→ Task directions:
Look for the string "dash" in the lines and copy each line that has it.

→ Data supplied:
────────────────────────────────────────

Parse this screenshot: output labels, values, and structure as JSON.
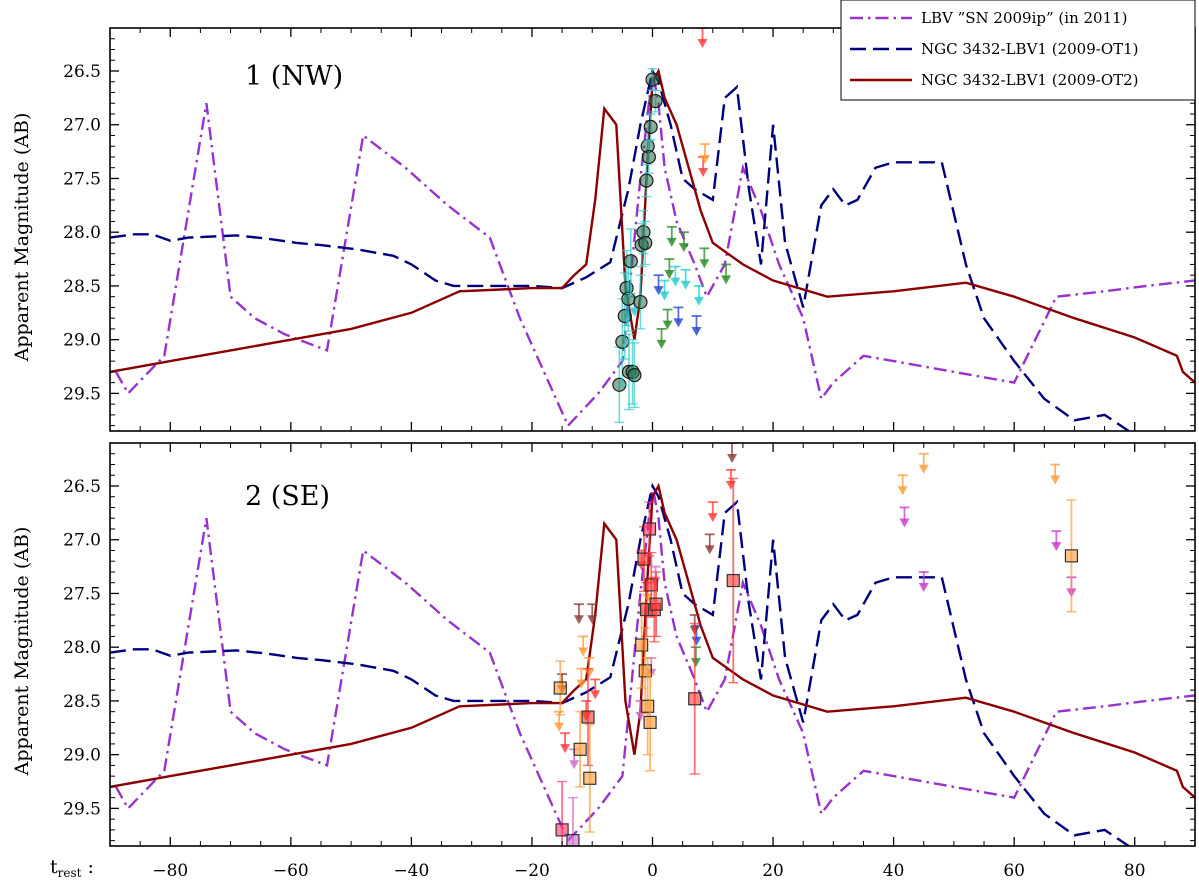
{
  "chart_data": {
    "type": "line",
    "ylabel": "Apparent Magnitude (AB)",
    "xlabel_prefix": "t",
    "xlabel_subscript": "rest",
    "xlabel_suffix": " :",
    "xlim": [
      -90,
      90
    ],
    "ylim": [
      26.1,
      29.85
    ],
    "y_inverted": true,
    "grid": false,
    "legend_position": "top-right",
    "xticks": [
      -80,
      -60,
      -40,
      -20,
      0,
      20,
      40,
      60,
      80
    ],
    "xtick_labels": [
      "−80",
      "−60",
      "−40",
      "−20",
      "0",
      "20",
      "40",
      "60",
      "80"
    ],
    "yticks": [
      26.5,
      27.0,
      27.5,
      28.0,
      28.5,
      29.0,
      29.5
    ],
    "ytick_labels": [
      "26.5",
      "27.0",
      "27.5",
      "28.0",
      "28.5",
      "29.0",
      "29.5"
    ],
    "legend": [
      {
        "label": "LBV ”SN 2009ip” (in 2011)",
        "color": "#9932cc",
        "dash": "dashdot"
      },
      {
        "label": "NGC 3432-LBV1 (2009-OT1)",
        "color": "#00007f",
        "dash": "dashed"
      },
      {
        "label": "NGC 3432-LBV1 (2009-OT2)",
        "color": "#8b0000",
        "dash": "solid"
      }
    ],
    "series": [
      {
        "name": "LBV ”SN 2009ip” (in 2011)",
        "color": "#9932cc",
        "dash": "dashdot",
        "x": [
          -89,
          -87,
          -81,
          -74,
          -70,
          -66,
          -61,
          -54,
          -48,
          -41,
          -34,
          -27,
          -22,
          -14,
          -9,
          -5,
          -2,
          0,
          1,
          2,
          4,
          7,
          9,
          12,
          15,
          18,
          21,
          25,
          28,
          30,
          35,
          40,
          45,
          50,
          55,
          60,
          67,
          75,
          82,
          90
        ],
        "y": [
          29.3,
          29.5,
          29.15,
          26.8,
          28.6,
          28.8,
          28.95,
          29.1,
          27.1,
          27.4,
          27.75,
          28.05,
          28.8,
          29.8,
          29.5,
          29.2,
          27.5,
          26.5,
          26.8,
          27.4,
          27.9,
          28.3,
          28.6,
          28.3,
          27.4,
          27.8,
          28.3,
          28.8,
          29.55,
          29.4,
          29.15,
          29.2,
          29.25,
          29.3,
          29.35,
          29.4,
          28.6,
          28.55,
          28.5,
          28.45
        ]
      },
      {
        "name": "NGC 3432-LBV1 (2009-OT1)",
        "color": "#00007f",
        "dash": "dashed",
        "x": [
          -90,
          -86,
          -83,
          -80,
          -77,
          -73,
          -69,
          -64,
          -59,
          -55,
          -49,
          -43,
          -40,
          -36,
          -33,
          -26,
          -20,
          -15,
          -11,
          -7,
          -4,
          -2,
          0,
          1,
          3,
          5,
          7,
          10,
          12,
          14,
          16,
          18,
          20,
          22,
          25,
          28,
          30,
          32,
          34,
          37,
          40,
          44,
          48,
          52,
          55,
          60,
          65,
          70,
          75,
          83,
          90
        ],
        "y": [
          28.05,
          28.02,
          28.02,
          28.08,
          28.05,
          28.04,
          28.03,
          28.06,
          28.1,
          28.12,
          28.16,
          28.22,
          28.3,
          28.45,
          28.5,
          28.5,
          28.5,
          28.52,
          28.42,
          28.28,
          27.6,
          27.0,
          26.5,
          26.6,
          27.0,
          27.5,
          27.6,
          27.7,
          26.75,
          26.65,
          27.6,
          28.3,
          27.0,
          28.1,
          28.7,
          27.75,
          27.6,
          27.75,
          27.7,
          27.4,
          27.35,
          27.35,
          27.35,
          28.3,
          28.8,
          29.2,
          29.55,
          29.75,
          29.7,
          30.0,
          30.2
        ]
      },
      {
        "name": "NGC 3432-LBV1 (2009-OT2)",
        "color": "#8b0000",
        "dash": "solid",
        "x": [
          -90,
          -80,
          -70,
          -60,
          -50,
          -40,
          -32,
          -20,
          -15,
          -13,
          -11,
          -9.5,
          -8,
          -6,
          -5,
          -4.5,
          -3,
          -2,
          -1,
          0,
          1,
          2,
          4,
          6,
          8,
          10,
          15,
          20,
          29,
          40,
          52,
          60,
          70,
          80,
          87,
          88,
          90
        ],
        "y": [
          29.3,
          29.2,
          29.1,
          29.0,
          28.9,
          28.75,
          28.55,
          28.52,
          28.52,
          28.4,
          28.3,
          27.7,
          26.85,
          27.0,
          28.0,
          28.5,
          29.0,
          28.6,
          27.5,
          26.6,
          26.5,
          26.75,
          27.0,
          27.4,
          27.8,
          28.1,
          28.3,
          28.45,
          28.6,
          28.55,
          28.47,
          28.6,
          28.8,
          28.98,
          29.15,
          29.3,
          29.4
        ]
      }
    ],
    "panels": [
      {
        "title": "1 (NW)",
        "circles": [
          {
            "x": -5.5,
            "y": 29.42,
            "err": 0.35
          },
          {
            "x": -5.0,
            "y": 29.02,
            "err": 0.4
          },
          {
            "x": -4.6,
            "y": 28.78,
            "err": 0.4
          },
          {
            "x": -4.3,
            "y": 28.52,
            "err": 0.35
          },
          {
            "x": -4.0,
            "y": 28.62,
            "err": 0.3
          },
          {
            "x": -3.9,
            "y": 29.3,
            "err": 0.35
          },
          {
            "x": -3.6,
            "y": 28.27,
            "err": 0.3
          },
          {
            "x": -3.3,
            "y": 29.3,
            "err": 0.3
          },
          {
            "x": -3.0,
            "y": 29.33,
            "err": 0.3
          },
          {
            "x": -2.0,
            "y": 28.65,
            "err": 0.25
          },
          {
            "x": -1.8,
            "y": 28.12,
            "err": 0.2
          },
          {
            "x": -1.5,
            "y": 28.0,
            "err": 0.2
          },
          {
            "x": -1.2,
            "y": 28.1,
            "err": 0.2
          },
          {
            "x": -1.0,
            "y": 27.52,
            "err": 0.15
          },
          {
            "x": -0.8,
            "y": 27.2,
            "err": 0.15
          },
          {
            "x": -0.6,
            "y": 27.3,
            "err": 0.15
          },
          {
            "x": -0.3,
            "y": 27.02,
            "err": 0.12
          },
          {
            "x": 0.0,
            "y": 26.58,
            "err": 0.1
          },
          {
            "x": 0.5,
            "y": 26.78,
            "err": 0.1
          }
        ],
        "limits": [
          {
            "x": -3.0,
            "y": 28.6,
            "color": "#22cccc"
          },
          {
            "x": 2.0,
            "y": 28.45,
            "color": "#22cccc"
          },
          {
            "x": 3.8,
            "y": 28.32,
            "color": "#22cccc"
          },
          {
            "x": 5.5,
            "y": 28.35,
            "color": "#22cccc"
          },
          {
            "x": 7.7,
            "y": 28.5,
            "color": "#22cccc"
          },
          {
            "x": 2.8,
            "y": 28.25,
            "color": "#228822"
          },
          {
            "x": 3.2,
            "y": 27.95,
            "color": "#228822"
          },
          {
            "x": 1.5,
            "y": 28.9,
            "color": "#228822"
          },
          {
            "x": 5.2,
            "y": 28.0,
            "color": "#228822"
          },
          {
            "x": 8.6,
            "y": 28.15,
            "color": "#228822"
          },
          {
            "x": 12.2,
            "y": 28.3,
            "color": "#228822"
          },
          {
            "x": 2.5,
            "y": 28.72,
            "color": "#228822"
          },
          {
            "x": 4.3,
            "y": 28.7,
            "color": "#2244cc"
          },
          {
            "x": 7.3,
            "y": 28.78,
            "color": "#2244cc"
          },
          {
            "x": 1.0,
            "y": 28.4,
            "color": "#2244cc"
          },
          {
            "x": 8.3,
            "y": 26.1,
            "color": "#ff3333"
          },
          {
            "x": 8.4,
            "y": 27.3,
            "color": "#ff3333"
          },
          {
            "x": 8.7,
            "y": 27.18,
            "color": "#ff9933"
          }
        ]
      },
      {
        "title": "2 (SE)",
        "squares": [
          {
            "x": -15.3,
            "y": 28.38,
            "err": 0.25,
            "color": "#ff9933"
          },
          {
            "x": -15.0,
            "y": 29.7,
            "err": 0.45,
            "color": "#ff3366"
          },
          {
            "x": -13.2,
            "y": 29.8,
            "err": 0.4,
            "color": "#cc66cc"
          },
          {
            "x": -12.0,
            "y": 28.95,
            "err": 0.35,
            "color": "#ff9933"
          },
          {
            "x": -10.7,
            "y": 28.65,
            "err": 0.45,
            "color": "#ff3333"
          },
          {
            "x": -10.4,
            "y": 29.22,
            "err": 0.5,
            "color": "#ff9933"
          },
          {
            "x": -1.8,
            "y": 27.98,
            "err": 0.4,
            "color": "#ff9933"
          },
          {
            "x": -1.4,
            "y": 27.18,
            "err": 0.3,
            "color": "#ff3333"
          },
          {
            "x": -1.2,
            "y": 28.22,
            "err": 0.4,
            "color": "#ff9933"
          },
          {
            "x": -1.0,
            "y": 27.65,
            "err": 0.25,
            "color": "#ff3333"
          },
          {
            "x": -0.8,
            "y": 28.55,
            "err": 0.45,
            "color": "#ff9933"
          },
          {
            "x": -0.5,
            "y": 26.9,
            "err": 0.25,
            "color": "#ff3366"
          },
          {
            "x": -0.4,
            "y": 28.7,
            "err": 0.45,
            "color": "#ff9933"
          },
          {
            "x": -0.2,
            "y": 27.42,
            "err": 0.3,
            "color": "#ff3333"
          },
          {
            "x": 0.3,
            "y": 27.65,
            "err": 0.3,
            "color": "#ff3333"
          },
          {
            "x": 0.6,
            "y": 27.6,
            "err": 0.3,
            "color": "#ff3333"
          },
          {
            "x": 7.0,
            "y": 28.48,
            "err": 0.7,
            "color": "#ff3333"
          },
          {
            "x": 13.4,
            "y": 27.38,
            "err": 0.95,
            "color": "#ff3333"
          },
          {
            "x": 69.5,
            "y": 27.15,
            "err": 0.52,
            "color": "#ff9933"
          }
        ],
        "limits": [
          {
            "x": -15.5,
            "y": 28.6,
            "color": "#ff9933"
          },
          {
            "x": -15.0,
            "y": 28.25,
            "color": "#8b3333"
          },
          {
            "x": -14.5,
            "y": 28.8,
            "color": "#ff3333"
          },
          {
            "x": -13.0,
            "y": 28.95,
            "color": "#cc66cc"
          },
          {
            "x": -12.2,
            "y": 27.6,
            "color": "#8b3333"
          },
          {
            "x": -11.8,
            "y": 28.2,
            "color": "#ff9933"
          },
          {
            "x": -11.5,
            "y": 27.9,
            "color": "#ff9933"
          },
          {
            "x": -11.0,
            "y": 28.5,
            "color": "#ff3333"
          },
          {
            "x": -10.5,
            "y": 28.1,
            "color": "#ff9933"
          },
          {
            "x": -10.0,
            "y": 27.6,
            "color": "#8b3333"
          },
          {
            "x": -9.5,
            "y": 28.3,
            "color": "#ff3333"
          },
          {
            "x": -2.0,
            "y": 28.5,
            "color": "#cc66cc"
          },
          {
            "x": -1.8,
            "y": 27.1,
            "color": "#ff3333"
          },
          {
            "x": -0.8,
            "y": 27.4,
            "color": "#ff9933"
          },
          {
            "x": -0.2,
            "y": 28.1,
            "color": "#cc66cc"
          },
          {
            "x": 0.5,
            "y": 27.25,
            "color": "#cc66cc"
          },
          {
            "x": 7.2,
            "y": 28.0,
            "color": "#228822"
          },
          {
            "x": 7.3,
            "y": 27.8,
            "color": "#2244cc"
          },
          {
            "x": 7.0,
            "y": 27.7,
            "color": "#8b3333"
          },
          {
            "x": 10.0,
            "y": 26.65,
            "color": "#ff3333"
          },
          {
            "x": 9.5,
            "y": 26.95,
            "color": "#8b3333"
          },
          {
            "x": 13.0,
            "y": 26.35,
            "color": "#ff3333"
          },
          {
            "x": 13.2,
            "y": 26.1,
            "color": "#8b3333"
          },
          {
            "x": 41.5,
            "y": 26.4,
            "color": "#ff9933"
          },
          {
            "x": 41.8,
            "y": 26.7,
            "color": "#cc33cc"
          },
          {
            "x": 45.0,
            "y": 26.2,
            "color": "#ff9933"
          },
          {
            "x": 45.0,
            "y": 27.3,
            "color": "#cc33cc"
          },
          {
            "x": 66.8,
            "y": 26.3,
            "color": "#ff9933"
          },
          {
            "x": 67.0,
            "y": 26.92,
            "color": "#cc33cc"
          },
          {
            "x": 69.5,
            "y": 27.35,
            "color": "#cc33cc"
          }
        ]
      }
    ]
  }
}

────────────────────────────────────────

→ Task response:
        "dash": "dashdot"
        "dash": "dashed"
        "dash": "solid"
        "dash": "dashdot",
        "dash": "dashed",
        "dash": "solid",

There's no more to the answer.